Directions >>
Repeat the full listing below verbatim and keep the images out.

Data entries
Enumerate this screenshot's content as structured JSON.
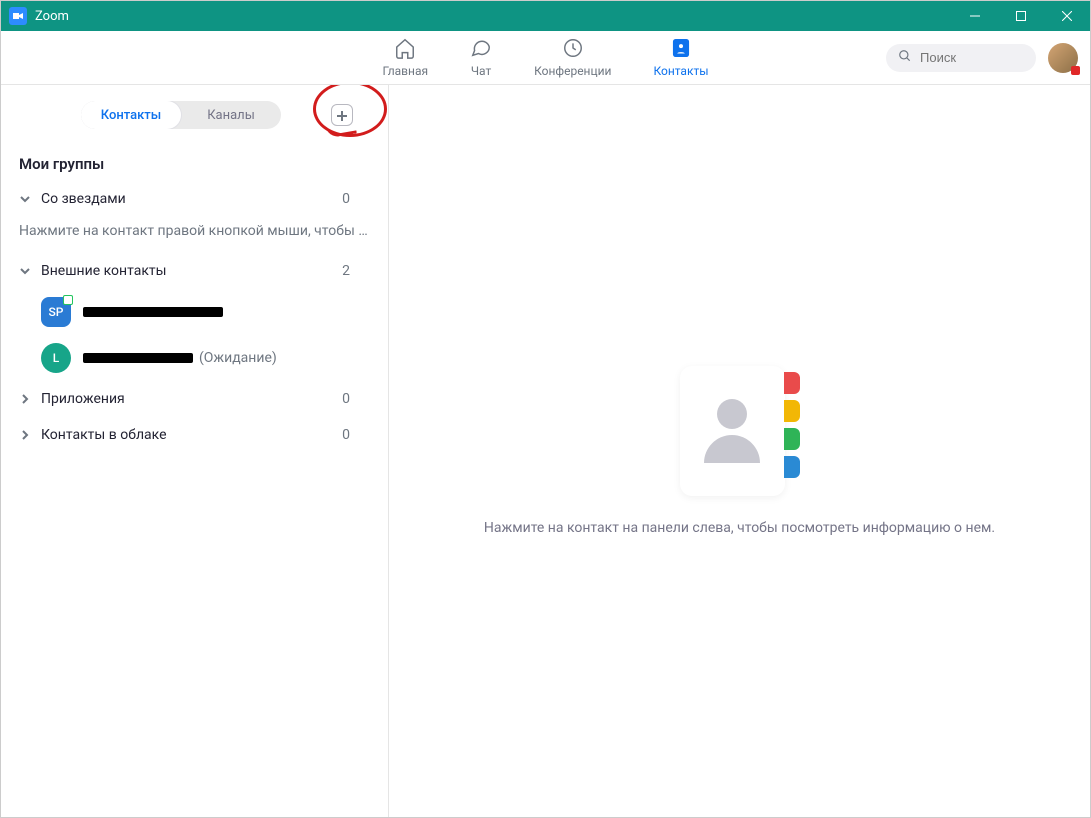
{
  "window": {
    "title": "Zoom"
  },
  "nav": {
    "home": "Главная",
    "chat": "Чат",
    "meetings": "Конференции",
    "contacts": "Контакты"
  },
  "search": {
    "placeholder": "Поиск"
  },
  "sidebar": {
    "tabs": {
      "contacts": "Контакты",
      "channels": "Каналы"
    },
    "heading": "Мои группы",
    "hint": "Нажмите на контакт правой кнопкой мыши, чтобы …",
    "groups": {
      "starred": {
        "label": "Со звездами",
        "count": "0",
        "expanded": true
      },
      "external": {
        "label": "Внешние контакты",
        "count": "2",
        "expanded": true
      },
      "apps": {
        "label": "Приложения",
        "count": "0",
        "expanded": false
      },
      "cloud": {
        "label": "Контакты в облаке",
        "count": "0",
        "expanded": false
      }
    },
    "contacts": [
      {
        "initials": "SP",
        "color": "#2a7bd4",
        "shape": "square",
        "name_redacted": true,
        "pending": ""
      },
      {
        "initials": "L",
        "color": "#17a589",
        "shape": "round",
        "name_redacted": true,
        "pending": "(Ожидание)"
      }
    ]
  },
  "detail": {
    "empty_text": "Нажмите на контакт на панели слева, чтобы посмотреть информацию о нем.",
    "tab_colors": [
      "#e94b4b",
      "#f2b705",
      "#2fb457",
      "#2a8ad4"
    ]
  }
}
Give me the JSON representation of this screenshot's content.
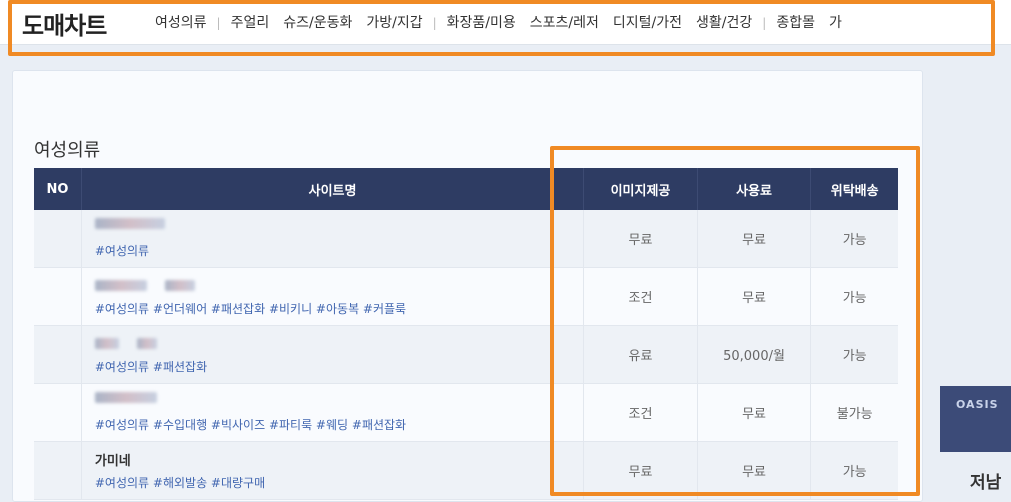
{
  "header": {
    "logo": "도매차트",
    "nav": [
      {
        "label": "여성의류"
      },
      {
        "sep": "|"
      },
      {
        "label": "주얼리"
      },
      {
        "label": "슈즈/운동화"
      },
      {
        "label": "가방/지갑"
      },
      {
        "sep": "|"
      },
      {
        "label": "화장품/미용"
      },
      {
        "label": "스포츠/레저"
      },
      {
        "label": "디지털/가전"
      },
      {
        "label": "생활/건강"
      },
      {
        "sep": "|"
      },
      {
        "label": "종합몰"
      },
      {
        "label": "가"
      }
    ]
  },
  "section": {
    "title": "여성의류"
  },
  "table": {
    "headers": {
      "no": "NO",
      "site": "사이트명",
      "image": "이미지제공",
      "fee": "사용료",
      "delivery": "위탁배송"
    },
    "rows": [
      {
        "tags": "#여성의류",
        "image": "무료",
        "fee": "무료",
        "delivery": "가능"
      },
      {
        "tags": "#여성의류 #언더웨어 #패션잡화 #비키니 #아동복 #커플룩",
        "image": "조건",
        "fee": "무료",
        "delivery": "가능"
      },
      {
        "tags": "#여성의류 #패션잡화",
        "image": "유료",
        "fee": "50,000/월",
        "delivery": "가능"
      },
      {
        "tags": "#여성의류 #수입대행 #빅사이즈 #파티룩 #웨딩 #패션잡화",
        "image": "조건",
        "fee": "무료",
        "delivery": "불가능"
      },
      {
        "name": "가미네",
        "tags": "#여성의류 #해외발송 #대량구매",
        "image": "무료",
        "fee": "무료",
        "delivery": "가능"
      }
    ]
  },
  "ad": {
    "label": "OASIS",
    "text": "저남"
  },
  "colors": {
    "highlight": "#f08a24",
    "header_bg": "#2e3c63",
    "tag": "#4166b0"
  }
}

Final answer >>
Enumerate this screenshot's content as structured JSON.
{
  "window": {
    "title": "Zoom"
  },
  "nav": {
    "home": "Главная",
    "chat": "Чат",
    "meetings": "Конференции",
    "contacts": "Контакты"
  },
  "search": {
    "placeholder": "Поиск"
  },
  "sidebar": {
    "tabs": {
      "contacts": "Контакты",
      "channels": "Каналы"
    },
    "heading": "Мои группы",
    "hint": "Нажмите на контакт правой кнопкой мыши, чтобы …",
    "groups": {
      "starred": {
        "label": "Со звездами",
        "count": "0",
        "expanded": true
      },
      "external": {
        "label": "Внешние контакты",
        "count": "2",
        "expanded": true
      },
      "apps": {
        "label": "Приложения",
        "count": "0",
        "expanded": false
      },
      "cloud": {
        "label": "Контакты в облаке",
        "count": "0",
        "expanded": false
      }
    },
    "contacts": [
      {
        "initials": "SP",
        "color": "#2a7bd4",
        "shape": "square",
        "name_redacted": true,
        "pending": ""
      },
      {
        "initials": "L",
        "color": "#17a589",
        "shape": "round",
        "name_redacted": true,
        "pending": "(Ожидание)"
      }
    ]
  },
  "detail": {
    "empty_text": "Нажмите на контакт на панели слева, чтобы посмотреть информацию о нем.",
    "tab_colors": [
      "#e94b4b",
      "#f2b705",
      "#2fb457",
      "#2a8ad4"
    ]
  }
}
Give me the JSON representation of this screenshot's content.
{
  "header": {
    "logo": "도매차트",
    "nav": [
      {
        "label": "여성의류"
      },
      {
        "sep": "|"
      },
      {
        "label": "주얼리"
      },
      {
        "label": "슈즈/운동화"
      },
      {
        "label": "가방/지갑"
      },
      {
        "sep": "|"
      },
      {
        "label": "화장품/미용"
      },
      {
        "label": "스포츠/레저"
      },
      {
        "label": "디지털/가전"
      },
      {
        "label": "생활/건강"
      },
      {
        "sep": "|"
      },
      {
        "label": "종합몰"
      },
      {
        "label": "가"
      }
    ]
  },
  "section": {
    "title": "여성의류"
  },
  "table": {
    "headers": {
      "no": "NO",
      "site": "사이트명",
      "image": "이미지제공",
      "fee": "사용료",
      "delivery": "위탁배송"
    },
    "rows": [
      {
        "tags": "#여성의류",
        "image": "무료",
        "fee": "무료",
        "delivery": "가능"
      },
      {
        "tags": "#여성의류 #언더웨어 #패션잡화 #비키니 #아동복 #커플룩",
        "image": "조건",
        "fee": "무료",
        "delivery": "가능"
      },
      {
        "tags": "#여성의류 #패션잡화",
        "image": "유료",
        "fee": "50,000/월",
        "delivery": "가능"
      },
      {
        "tags": "#여성의류 #수입대행 #빅사이즈 #파티룩 #웨딩 #패션잡화",
        "image": "조건",
        "fee": "무료",
        "delivery": "불가능"
      },
      {
        "name": "가미네",
        "tags": "#여성의류 #해외발송 #대량구매",
        "image": "무료",
        "fee": "무료",
        "delivery": "가능"
      }
    ]
  },
  "ad": {
    "label": "OASIS",
    "text": "저남"
  },
  "colors": {
    "highlight": "#f08a24",
    "header_bg": "#2e3c63",
    "tag": "#4166b0"
  }
}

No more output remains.